### Task input

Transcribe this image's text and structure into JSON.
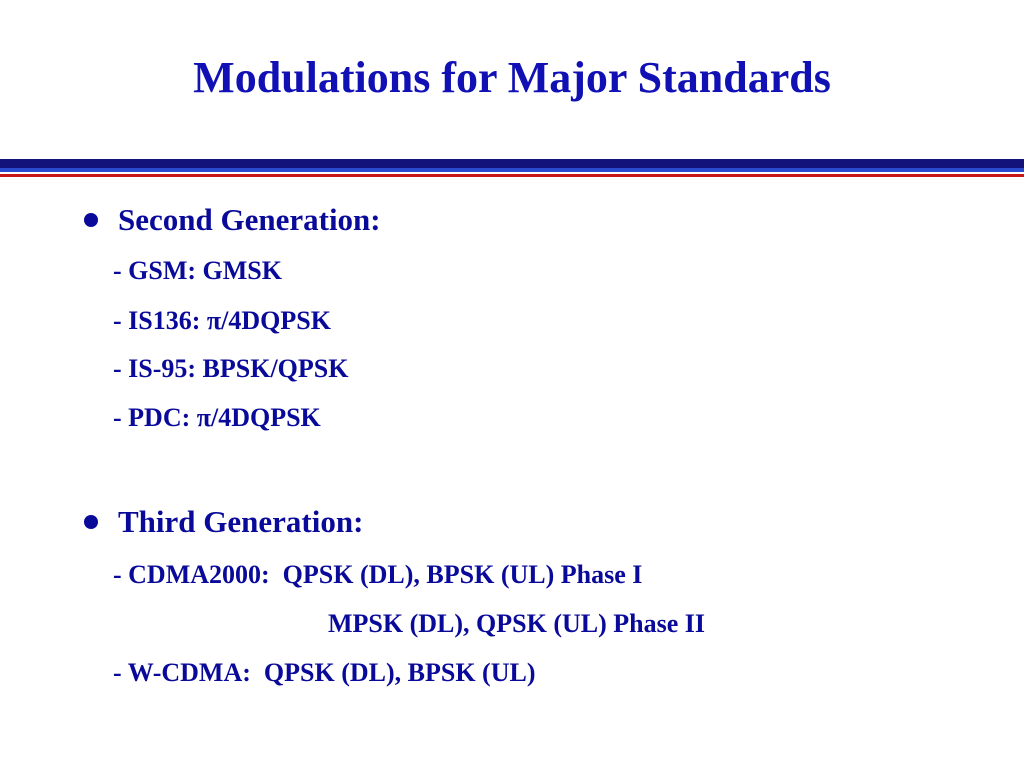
{
  "slide": {
    "title": "Modulations for Major Standards",
    "sections": [
      {
        "heading": "Second Generation:",
        "items": [
          "- GSM: GMSK",
          "- IS136: π/4DQPSK",
          "- IS-95: BPSK/QPSK",
          "- PDC: π/4DQPSK"
        ]
      },
      {
        "heading": "Third Generation:",
        "items": [
          "- CDMA2000:  QPSK (DL), BPSK (UL) Phase I",
          "MPSK (DL), QPSK (UL) Phase II",
          "- W-CDMA:  QPSK (DL), BPSK (UL)"
        ]
      }
    ]
  },
  "colors": {
    "text": "#0a0a9a",
    "title": "#1010b4",
    "rule_navy": "#12127a",
    "rule_blue": "#2a4ad0",
    "rule_red": "#c81818"
  }
}
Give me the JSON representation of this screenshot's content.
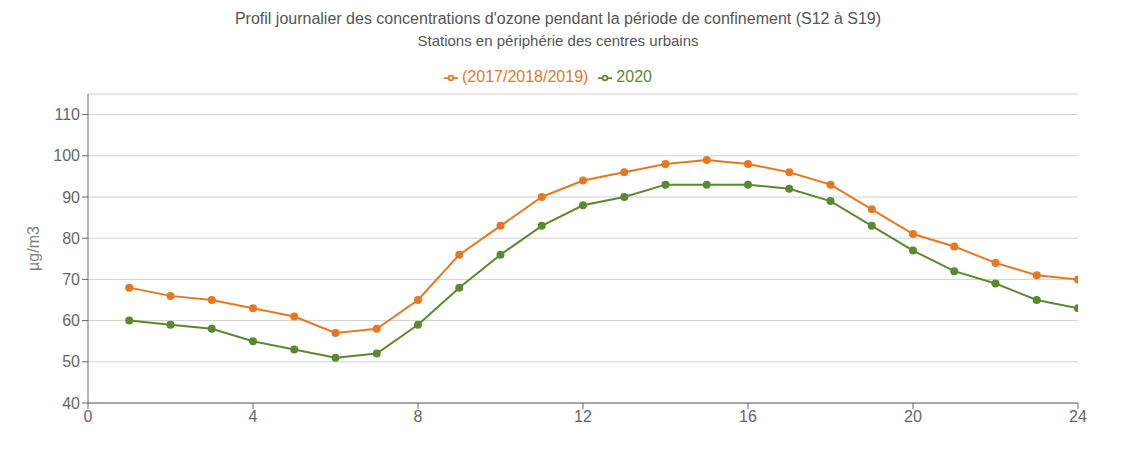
{
  "chart_data": {
    "type": "line",
    "title": "Profil journalier des concentrations d'ozone pendant la période de confinement (S12 à S19)",
    "subtitle": "Stations en périphérie des centres urbains",
    "y_label": "µg/m3",
    "x": [
      1,
      2,
      3,
      4,
      5,
      6,
      7,
      8,
      9,
      10,
      11,
      12,
      13,
      14,
      15,
      16,
      17,
      18,
      19,
      20,
      21,
      22,
      23,
      24
    ],
    "series": [
      {
        "name": "(2017/2018/2019)",
        "color": "#E87722",
        "marker": "circle",
        "values": [
          68,
          66,
          65,
          63,
          61,
          57,
          58,
          65,
          76,
          83,
          90,
          94,
          96,
          98,
          99,
          98,
          96,
          93,
          87,
          81,
          78,
          74,
          71,
          70
        ]
      },
      {
        "name": "2020",
        "color": "#5A8A2F",
        "marker": "circle",
        "values": [
          60,
          59,
          58,
          55,
          53,
          51,
          52,
          59,
          68,
          76,
          83,
          88,
          90,
          93,
          93,
          93,
          92,
          89,
          83,
          77,
          72,
          69,
          65,
          63
        ]
      }
    ],
    "xlim": [
      0,
      24
    ],
    "ylim": [
      40,
      115
    ],
    "xticks": [
      0,
      4,
      8,
      12,
      16,
      20,
      24
    ],
    "yticks": [
      40,
      50,
      60,
      70,
      80,
      90,
      100,
      110
    ],
    "grid": true,
    "legend": "top"
  }
}
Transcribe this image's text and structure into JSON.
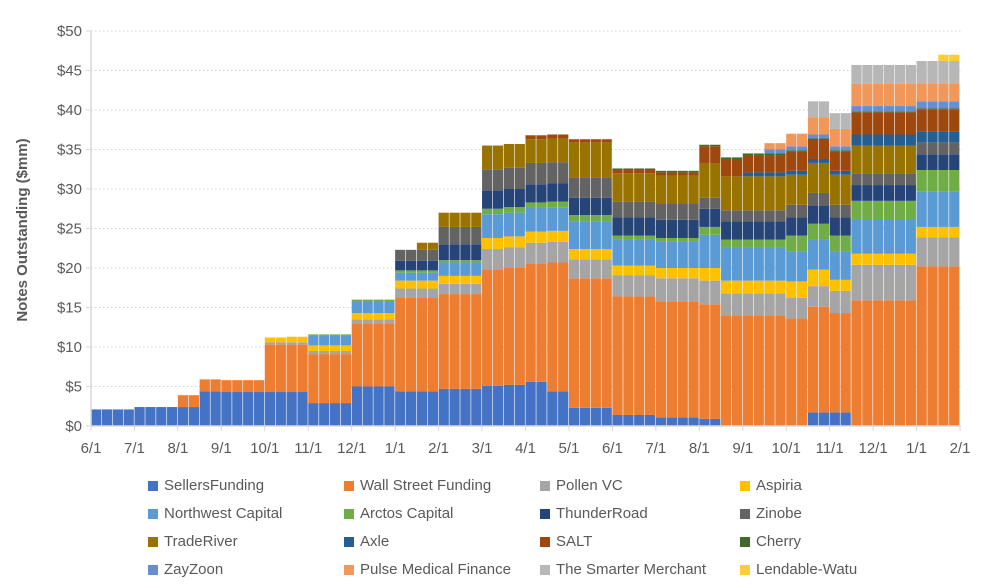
{
  "chart_data": {
    "type": "bar",
    "stacked": true,
    "title": "",
    "xlabel": "",
    "ylabel": "Notes Outstanding ($mm)",
    "ylim": [
      0,
      50
    ],
    "yticks": [
      0,
      5,
      10,
      15,
      20,
      25,
      30,
      35,
      40,
      45,
      50
    ],
    "ytick_labels": [
      "$0",
      "$5",
      "$10",
      "$15",
      "$20",
      "$25",
      "$30",
      "$35",
      "$40",
      "$45",
      "$50"
    ],
    "xtick_labels": [
      "6/1",
      "7/1",
      "8/1",
      "9/1",
      "10/1",
      "11/1",
      "12/1",
      "1/1",
      "2/1",
      "3/1",
      "4/1",
      "5/1",
      "6/1",
      "7/1",
      "8/1",
      "9/1",
      "10/1",
      "11/1",
      "12/1",
      "1/1",
      "2/1"
    ],
    "periods_per_month": 2,
    "grid": "horizontal-dotted",
    "legend_position": "bottom",
    "series": [
      {
        "name": "SellersFunding",
        "color": "#4472C4",
        "values": [
          2.1,
          2.1,
          2.4,
          2.4,
          2.4,
          4.4,
          4.3,
          4.3,
          4.3,
          4.3,
          2.9,
          2.9,
          5.0,
          5.0,
          4.4,
          4.4,
          4.7,
          4.7,
          5.1,
          5.2,
          5.6,
          4.4,
          2.3,
          2.3,
          1.4,
          1.4,
          1.1,
          1.1,
          0.9,
          0,
          0,
          0,
          0,
          1.7,
          1.7,
          0,
          0,
          0,
          0,
          0
        ]
      },
      {
        "name": "Wall Street Funding",
        "color": "#ED7D31",
        "values": [
          0,
          0,
          0,
          0,
          1.5,
          1.5,
          1.5,
          1.5,
          6.0,
          6.0,
          6.2,
          6.2,
          8.0,
          8.0,
          11.8,
          11.8,
          12.0,
          12.0,
          14.7,
          14.8,
          15.0,
          16.3,
          16.4,
          16.4,
          15.0,
          15.0,
          14.7,
          14.7,
          14.5,
          14.0,
          14.0,
          14.0,
          13.6,
          13.4,
          12.6,
          15.9,
          15.9,
          15.9,
          20.2,
          20.2
        ]
      },
      {
        "name": "Pollen VC",
        "color": "#A5A5A5",
        "values": [
          0,
          0,
          0,
          0,
          0,
          0,
          0,
          0,
          0.3,
          0.3,
          0.4,
          0.4,
          0.5,
          0.5,
          1.2,
          1.2,
          1.3,
          1.3,
          2.6,
          2.6,
          2.6,
          2.6,
          2.4,
          2.4,
          2.7,
          2.7,
          2.9,
          2.9,
          3.0,
          2.8,
          2.8,
          2.8,
          2.6,
          2.6,
          2.8,
          4.5,
          4.5,
          4.5,
          3.7,
          3.7
        ]
      },
      {
        "name": "Aspiria",
        "color": "#FFC000",
        "values": [
          0,
          0,
          0,
          0,
          0,
          0,
          0,
          0,
          0.6,
          0.7,
          0.7,
          0.7,
          0.8,
          0.8,
          1.0,
          1.0,
          1.0,
          1.0,
          1.4,
          1.4,
          1.4,
          1.4,
          1.3,
          1.3,
          1.2,
          1.2,
          1.3,
          1.3,
          1.6,
          1.6,
          1.6,
          1.6,
          2.1,
          2.1,
          1.4,
          1.4,
          1.4,
          1.4,
          1.3,
          1.3
        ]
      },
      {
        "name": "Northwest Capital",
        "color": "#5B9BD5",
        "values": [
          0,
          0,
          0,
          0,
          0,
          0,
          0,
          0,
          0,
          0,
          1.2,
          1.2,
          1.4,
          1.4,
          1.0,
          1.0,
          1.7,
          1.7,
          3.0,
          3.0,
          3.0,
          3.0,
          3.5,
          3.5,
          3.3,
          3.3,
          3.3,
          3.3,
          4.2,
          4.2,
          4.2,
          4.2,
          3.8,
          3.8,
          3.6,
          4.4,
          4.4,
          4.4,
          4.5,
          4.5
        ]
      },
      {
        "name": "Arctos Capital",
        "color": "#70AD47",
        "values": [
          0,
          0,
          0,
          0,
          0,
          0,
          0,
          0,
          0,
          0,
          0.2,
          0.2,
          0.3,
          0.3,
          0.3,
          0.3,
          0.3,
          0.3,
          0.7,
          0.7,
          0.7,
          0.7,
          0.8,
          0.8,
          0.5,
          0.5,
          0.5,
          0.5,
          1.0,
          1.0,
          1.0,
          1.0,
          2.0,
          2.0,
          2.0,
          2.3,
          2.3,
          2.3,
          2.7,
          2.7
        ]
      },
      {
        "name": "ThunderRoad",
        "color": "#264478",
        "values": [
          0,
          0,
          0,
          0,
          0,
          0,
          0,
          0,
          0,
          0,
          0,
          0,
          0,
          0,
          1.2,
          1.2,
          2.0,
          2.0,
          2.3,
          2.3,
          2.3,
          2.3,
          2.2,
          2.2,
          2.3,
          2.3,
          2.3,
          2.3,
          2.3,
          2.3,
          2.3,
          2.3,
          2.3,
          2.3,
          2.3,
          2.0,
          2.0,
          2.0,
          2.0,
          2.0
        ]
      },
      {
        "name": "Zinobe",
        "color": "#636363",
        "values": [
          0,
          0,
          0,
          0,
          0,
          0,
          0,
          0,
          0,
          0,
          0,
          0,
          0,
          0,
          1.4,
          1.4,
          2.2,
          2.2,
          2.7,
          2.7,
          2.7,
          2.7,
          2.5,
          2.5,
          2.0,
          2.0,
          2.0,
          2.0,
          1.4,
          1.4,
          1.4,
          1.4,
          1.6,
          1.6,
          1.6,
          1.5,
          1.5,
          1.5,
          1.5,
          1.5
        ]
      },
      {
        "name": "TradeRiver",
        "color": "#997300",
        "values": [
          0,
          0,
          0,
          0,
          0,
          0,
          0,
          0,
          0,
          0,
          0,
          0,
          0,
          0,
          0,
          0.9,
          1.8,
          1.8,
          3.0,
          3.0,
          3.0,
          3.0,
          4.5,
          4.5,
          3.6,
          3.6,
          3.6,
          3.6,
          4.3,
          4.3,
          4.3,
          4.3,
          3.8,
          3.8,
          3.8,
          3.5,
          3.5,
          3.5,
          0,
          0
        ]
      },
      {
        "name": "Axle",
        "color": "#255E91",
        "values": [
          0,
          0,
          0,
          0,
          0,
          0,
          0,
          0,
          0,
          0,
          0,
          0,
          0,
          0,
          0,
          0,
          0,
          0,
          0,
          0,
          0,
          0,
          0,
          0,
          0,
          0,
          0,
          0,
          0,
          0,
          0.5,
          0.5,
          0.5,
          0.5,
          0.5,
          1.4,
          1.4,
          1.4,
          1.4,
          1.4
        ]
      },
      {
        "name": "SALT",
        "color": "#9E480E",
        "values": [
          0,
          0,
          0,
          0,
          0,
          0,
          0,
          0,
          0,
          0,
          0,
          0,
          0,
          0,
          0,
          0,
          0,
          0,
          0,
          0,
          0.5,
          0.5,
          0.4,
          0.4,
          0.4,
          0.4,
          0.4,
          0.4,
          2.2,
          2.2,
          2.2,
          2.2,
          2.4,
          2.4,
          2.4,
          2.8,
          2.8,
          2.8,
          2.8,
          2.8
        ]
      },
      {
        "name": "Cherry",
        "color": "#43682B",
        "values": [
          0,
          0,
          0,
          0,
          0,
          0,
          0,
          0,
          0,
          0,
          0,
          0,
          0,
          0,
          0,
          0,
          0,
          0,
          0,
          0,
          0,
          0,
          0,
          0,
          0.2,
          0.2,
          0.2,
          0.2,
          0.2,
          0.2,
          0.2,
          0.2,
          0.2,
          0.2,
          0.2,
          0.1,
          0.1,
          0.1,
          0.1,
          0.1
        ]
      },
      {
        "name": "ZayZoon",
        "color": "#698ED0",
        "values": [
          0,
          0,
          0,
          0,
          0,
          0,
          0,
          0,
          0,
          0,
          0,
          0,
          0,
          0,
          0,
          0,
          0,
          0,
          0,
          0,
          0,
          0,
          0,
          0,
          0,
          0,
          0,
          0,
          0,
          0,
          0,
          0.5,
          0.5,
          0.5,
          0.5,
          0.7,
          0.7,
          0.7,
          0.9,
          0.9
        ]
      },
      {
        "name": "Pulse Medical Finance",
        "color": "#F1975A",
        "values": [
          0,
          0,
          0,
          0,
          0,
          0,
          0,
          0,
          0,
          0,
          0,
          0,
          0,
          0,
          0,
          0,
          0,
          0,
          0,
          0,
          0,
          0,
          0,
          0,
          0,
          0,
          0,
          0,
          0,
          0,
          0,
          0.8,
          1.6,
          2.2,
          2.2,
          2.8,
          2.8,
          2.8,
          2.3,
          2.3
        ]
      },
      {
        "name": "The Smarter Merchant",
        "color": "#B7B7B7",
        "values": [
          0,
          0,
          0,
          0,
          0,
          0,
          0,
          0,
          0,
          0,
          0,
          0,
          0,
          0,
          0,
          0,
          0,
          0,
          0,
          0,
          0,
          0,
          0,
          0,
          0,
          0,
          0,
          0,
          0,
          0,
          0,
          0,
          0,
          2.0,
          2.0,
          2.4,
          2.4,
          2.4,
          2.8,
          2.8
        ]
      },
      {
        "name": "Lendable-Watu",
        "color": "#FFCD33",
        "values": [
          0,
          0,
          0,
          0,
          0,
          0,
          0,
          0,
          0,
          0,
          0,
          0,
          0,
          0,
          0,
          0,
          0,
          0,
          0,
          0,
          0,
          0,
          0,
          0,
          0,
          0,
          0,
          0,
          0,
          0,
          0,
          0,
          0,
          0,
          0,
          0,
          0,
          0,
          0,
          0.8
        ]
      }
    ]
  }
}
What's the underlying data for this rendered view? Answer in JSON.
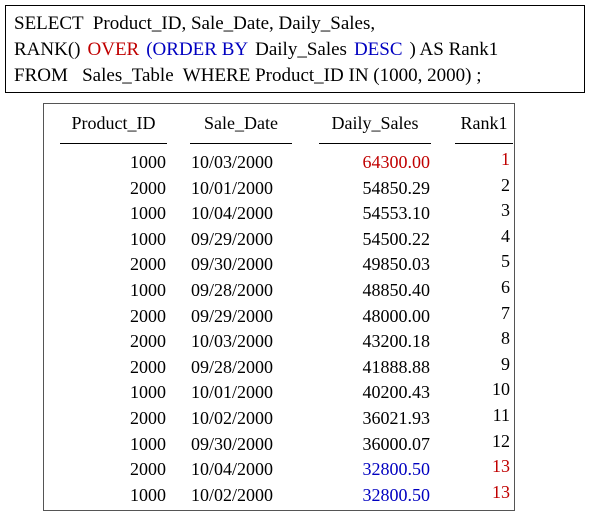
{
  "query": {
    "lines": [
      [
        {
          "text": "SELECT  Product_ID, Sale_Date, Daily_Sales,",
          "color": "#000000"
        }
      ],
      [
        {
          "text": "RANK()",
          "color": "#000000"
        },
        {
          "text": "OVER",
          "color": "#c00000"
        },
        {
          "text": "(ORDER BY",
          "color": "#0000c0"
        },
        {
          "text": "Daily_Sales",
          "color": "#000000"
        },
        {
          "text": "DESC",
          "color": "#0000c0"
        },
        {
          "text": ") AS Rank1",
          "color": "#000000"
        }
      ],
      [
        {
          "text": "FROM   Sales_Table  WHERE Product_ID IN (1000, 2000) ;",
          "color": "#000000"
        }
      ]
    ]
  },
  "table": {
    "headers": [
      "Product_ID",
      "Sale_Date",
      "Daily_Sales",
      "Rank1"
    ],
    "rows": [
      [
        "1000",
        "10/03/2000",
        "64300.00",
        "1"
      ],
      [
        "2000",
        "10/01/2000",
        "54850.29",
        "2"
      ],
      [
        "1000",
        "10/04/2000",
        "54553.10",
        "3"
      ],
      [
        "1000",
        "09/29/2000",
        "54500.22",
        "4"
      ],
      [
        "2000",
        "09/30/2000",
        "49850.03",
        "5"
      ],
      [
        "1000",
        "09/28/2000",
        "48850.40",
        "6"
      ],
      [
        "2000",
        "09/29/2000",
        "48000.00",
        "7"
      ],
      [
        "2000",
        "10/03/2000",
        "43200.18",
        "8"
      ],
      [
        "2000",
        "09/28/2000",
        "41888.88",
        "9"
      ],
      [
        "1000",
        "10/01/2000",
        "40200.43",
        "10"
      ],
      [
        "2000",
        "10/02/2000",
        "36021.93",
        "11"
      ],
      [
        "1000",
        "09/30/2000",
        "36000.07",
        "12"
      ],
      [
        "2000",
        "10/04/2000",
        "32800.50",
        "13"
      ],
      [
        "1000",
        "10/02/2000",
        "32800.50",
        "13"
      ]
    ],
    "sales_colors": [
      "#c00000",
      "#000000",
      "#000000",
      "#000000",
      "#000000",
      "#000000",
      "#000000",
      "#000000",
      "#000000",
      "#000000",
      "#000000",
      "#000000",
      "#0000c0",
      "#0000c0"
    ],
    "rank_colors": [
      "#c00000",
      "#000000",
      "#000000",
      "#000000",
      "#000000",
      "#000000",
      "#000000",
      "#000000",
      "#000000",
      "#000000",
      "#000000",
      "#000000",
      "#c00000",
      "#c00000"
    ]
  }
}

### Set exercise
Determine how many lines of the entries above carry the string "Capital", and give that number alone.

### Written solution
2